Write the material out again, line by line, exactly as it is.

[Dataset listings of figures]
****************************************
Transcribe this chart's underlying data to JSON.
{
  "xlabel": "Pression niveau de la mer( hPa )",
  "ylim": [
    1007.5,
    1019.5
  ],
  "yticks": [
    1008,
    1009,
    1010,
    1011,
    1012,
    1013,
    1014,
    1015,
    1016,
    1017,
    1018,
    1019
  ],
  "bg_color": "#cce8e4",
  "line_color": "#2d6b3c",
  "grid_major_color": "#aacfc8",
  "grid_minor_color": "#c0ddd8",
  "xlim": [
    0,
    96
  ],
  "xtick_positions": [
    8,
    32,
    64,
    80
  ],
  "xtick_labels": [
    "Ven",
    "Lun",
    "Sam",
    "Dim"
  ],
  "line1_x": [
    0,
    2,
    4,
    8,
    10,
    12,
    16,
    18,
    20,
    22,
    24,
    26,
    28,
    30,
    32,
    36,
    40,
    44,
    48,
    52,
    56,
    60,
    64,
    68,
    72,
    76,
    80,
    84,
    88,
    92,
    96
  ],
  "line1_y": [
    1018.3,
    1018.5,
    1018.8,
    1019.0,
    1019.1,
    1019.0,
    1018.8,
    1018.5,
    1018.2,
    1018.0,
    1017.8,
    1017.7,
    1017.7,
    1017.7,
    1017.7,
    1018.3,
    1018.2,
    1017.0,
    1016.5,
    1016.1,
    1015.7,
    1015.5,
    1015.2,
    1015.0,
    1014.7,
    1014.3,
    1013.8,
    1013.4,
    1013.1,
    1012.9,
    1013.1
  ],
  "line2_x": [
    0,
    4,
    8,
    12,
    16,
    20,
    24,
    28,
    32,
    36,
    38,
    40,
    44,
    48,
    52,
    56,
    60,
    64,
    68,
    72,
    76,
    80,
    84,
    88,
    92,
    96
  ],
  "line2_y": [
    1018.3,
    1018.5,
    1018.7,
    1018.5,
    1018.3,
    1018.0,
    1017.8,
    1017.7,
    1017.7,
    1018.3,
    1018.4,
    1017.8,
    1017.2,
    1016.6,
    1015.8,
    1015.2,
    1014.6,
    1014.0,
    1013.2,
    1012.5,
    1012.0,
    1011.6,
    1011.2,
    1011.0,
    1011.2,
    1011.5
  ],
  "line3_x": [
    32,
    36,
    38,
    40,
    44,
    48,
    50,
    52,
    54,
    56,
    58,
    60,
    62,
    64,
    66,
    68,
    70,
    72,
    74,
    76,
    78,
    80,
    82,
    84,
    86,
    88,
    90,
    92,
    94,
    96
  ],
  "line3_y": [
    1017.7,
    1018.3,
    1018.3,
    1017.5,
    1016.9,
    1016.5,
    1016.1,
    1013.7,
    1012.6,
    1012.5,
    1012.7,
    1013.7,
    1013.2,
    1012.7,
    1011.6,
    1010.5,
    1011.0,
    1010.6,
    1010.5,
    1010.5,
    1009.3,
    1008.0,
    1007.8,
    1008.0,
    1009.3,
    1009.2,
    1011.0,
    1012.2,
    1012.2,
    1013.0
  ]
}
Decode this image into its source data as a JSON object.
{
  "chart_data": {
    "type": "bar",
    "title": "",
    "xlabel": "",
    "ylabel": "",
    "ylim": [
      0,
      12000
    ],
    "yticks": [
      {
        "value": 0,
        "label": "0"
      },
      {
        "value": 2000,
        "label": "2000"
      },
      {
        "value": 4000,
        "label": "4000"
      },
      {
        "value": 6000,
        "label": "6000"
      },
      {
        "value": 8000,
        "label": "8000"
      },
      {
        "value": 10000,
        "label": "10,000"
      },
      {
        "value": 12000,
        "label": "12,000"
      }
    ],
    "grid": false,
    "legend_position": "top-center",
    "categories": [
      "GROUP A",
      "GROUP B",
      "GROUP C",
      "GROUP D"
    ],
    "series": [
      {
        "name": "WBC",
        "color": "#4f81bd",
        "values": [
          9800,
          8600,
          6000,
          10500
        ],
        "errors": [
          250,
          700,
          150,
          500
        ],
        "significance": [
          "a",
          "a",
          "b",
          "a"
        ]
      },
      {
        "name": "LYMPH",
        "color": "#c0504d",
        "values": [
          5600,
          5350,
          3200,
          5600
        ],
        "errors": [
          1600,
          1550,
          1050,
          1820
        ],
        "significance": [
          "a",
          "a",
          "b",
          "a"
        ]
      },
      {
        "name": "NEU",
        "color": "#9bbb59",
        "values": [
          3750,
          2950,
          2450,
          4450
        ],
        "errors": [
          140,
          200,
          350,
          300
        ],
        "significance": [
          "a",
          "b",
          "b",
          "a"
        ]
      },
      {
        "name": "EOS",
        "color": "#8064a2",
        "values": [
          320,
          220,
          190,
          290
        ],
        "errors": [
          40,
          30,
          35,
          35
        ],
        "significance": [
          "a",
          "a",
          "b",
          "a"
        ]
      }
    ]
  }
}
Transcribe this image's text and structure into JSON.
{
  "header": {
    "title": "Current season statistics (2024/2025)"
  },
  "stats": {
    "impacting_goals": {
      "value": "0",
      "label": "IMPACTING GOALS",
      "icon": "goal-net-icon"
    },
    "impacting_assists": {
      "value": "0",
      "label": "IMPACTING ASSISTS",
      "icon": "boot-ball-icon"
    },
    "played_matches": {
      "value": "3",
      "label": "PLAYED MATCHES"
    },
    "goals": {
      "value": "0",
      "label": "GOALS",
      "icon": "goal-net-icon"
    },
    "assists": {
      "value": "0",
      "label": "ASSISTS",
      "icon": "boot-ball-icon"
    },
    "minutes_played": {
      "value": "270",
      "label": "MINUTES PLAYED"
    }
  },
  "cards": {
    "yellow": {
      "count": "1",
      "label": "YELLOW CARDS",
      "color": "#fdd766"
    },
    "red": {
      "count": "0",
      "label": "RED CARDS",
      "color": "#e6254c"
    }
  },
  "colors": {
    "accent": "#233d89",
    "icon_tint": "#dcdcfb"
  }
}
****************************************
TASK SOLUTION:
Transcribe this chart's underlying data to JSON.
{
  "xlabel": "Pression niveau de la mer( hPa )",
  "ylim": [
    1007.5,
    1019.5
  ],
  "yticks": [
    1008,
    1009,
    1010,
    1011,
    1012,
    1013,
    1014,
    1015,
    1016,
    1017,
    1018,
    1019
  ],
  "bg_color": "#cce8e4",
  "line_color": "#2d6b3c",
  "grid_major_color": "#aacfc8",
  "grid_minor_color": "#c0ddd8",
  "xlim": [
    0,
    96
  ],
  "xtick_positions": [
    8,
    32,
    64,
    80
  ],
  "xtick_labels": [
    "Ven",
    "Lun",
    "Sam",
    "Dim"
  ],
  "line1_x": [
    0,
    2,
    4,
    8,
    10,
    12,
    16,
    18,
    20,
    22,
    24,
    26,
    28,
    30,
    32,
    36,
    40,
    44,
    48,
    52,
    56,
    60,
    64,
    68,
    72,
    76,
    80,
    84,
    88,
    92,
    96
  ],
  "line1_y": [
    1018.3,
    1018.5,
    1018.8,
    1019.0,
    1019.1,
    1019.0,
    1018.8,
    1018.5,
    1018.2,
    1018.0,
    1017.8,
    1017.7,
    1017.7,
    1017.7,
    1017.7,
    1018.3,
    1018.2,
    1017.0,
    1016.5,
    1016.1,
    1015.7,
    1015.5,
    1015.2,
    1015.0,
    1014.7,
    1014.3,
    1013.8,
    1013.4,
    1013.1,
    1012.9,
    1013.1
  ],
  "line2_x": [
    0,
    4,
    8,
    12,
    16,
    20,
    24,
    28,
    32,
    36,
    38,
    40,
    44,
    48,
    52,
    56,
    60,
    64,
    68,
    72,
    76,
    80,
    84,
    88,
    92,
    96
  ],
  "line2_y": [
    1018.3,
    1018.5,
    1018.7,
    1018.5,
    1018.3,
    1018.0,
    1017.8,
    1017.7,
    1017.7,
    1018.3,
    1018.4,
    1017.8,
    1017.2,
    1016.6,
    1015.8,
    1015.2,
    1014.6,
    1014.0,
    1013.2,
    1012.5,
    1012.0,
    1011.6,
    1011.2,
    1011.0,
    1011.2,
    1011.5
  ],
  "line3_x": [
    32,
    36,
    38,
    40,
    44,
    48,
    50,
    52,
    54,
    56,
    58,
    60,
    62,
    64,
    66,
    68,
    70,
    72,
    74,
    76,
    78,
    80,
    82,
    84,
    86,
    88,
    90,
    92,
    94,
    96
  ],
  "line3_y": [
    1017.7,
    1018.3,
    1018.3,
    1017.5,
    1016.9,
    1016.5,
    1016.1,
    1013.7,
    1012.6,
    1012.5,
    1012.7,
    1013.7,
    1013.2,
    1012.7,
    1011.6,
    1010.5,
    1011.0,
    1010.6,
    1010.5,
    1010.5,
    1009.3,
    1008.0,
    1007.8,
    1008.0,
    1009.3,
    1009.2,
    1011.0,
    1012.2,
    1012.2,
    1013.0
  ]
}
Decode this image into its source data as a JSON object.
{
  "chart_data": {
    "type": "bar",
    "title": "",
    "xlabel": "",
    "ylabel": "",
    "ylim": [
      0,
      12000
    ],
    "yticks": [
      {
        "value": 0,
        "label": "0"
      },
      {
        "value": 2000,
        "label": "2000"
      },
      {
        "value": 4000,
        "label": "4000"
      },
      {
        "value": 6000,
        "label": "6000"
      },
      {
        "value": 8000,
        "label": "8000"
      },
      {
        "value": 10000,
        "label": "10,000"
      },
      {
        "value": 12000,
        "label": "12,000"
      }
    ],
    "grid": false,
    "legend_position": "top-center",
    "categories": [
      "GROUP A",
      "GROUP B",
      "GROUP C",
      "GROUP D"
    ],
    "series": [
      {
        "name": "WBC",
        "color": "#4f81bd",
        "values": [
          9800,
          8600,
          6000,
          10500
        ],
        "errors": [
          250,
          700,
          150,
          500
        ],
        "significance": [
          "a",
          "a",
          "b",
          "a"
        ]
      },
      {
        "name": "LYMPH",
        "color": "#c0504d",
        "values": [
          5600,
          5350,
          3200,
          5600
        ],
        "errors": [
          1600,
          1550,
          1050,
          1820
        ],
        "significance": [
          "a",
          "a",
          "b",
          "a"
        ]
      },
      {
        "name": "NEU",
        "color": "#9bbb59",
        "values": [
          3750,
          2950,
          2450,
          4450
        ],
        "errors": [
          140,
          200,
          350,
          300
        ],
        "significance": [
          "a",
          "b",
          "b",
          "a"
        ]
      },
      {
        "name": "EOS",
        "color": "#8064a2",
        "values": [
          320,
          220,
          190,
          290
        ],
        "errors": [
          40,
          30,
          35,
          35
        ],
        "significance": [
          "a",
          "a",
          "b",
          "a"
        ]
      }
    ]
  }
}
Transcribe this image's text and structure into JSON.
{
  "header": {
    "title": "Current season statistics (2024/2025)"
  },
  "stats": {
    "impacting_goals": {
      "value": "0",
      "label": "IMPACTING GOALS",
      "icon": "goal-net-icon"
    },
    "impacting_assists": {
      "value": "0",
      "label": "IMPACTING ASSISTS",
      "icon": "boot-ball-icon"
    },
    "played_matches": {
      "value": "3",
      "label": "PLAYED MATCHES"
    },
    "goals": {
      "value": "0",
      "label": "GOALS",
      "icon": "goal-net-icon"
    },
    "assists": {
      "value": "0",
      "label": "ASSISTS",
      "icon": "boot-ball-icon"
    },
    "minutes_played": {
      "value": "270",
      "label": "MINUTES PLAYED"
    }
  },
  "cards": {
    "yellow": {
      "count": "1",
      "label": "YELLOW CARDS",
      "color": "#fdd766"
    },
    "red": {
      "count": "0",
      "label": "RED CARDS",
      "color": "#e6254c"
    }
  },
  "colors": {
    "accent": "#233d89",
    "icon_tint": "#dcdcfb"
  }
}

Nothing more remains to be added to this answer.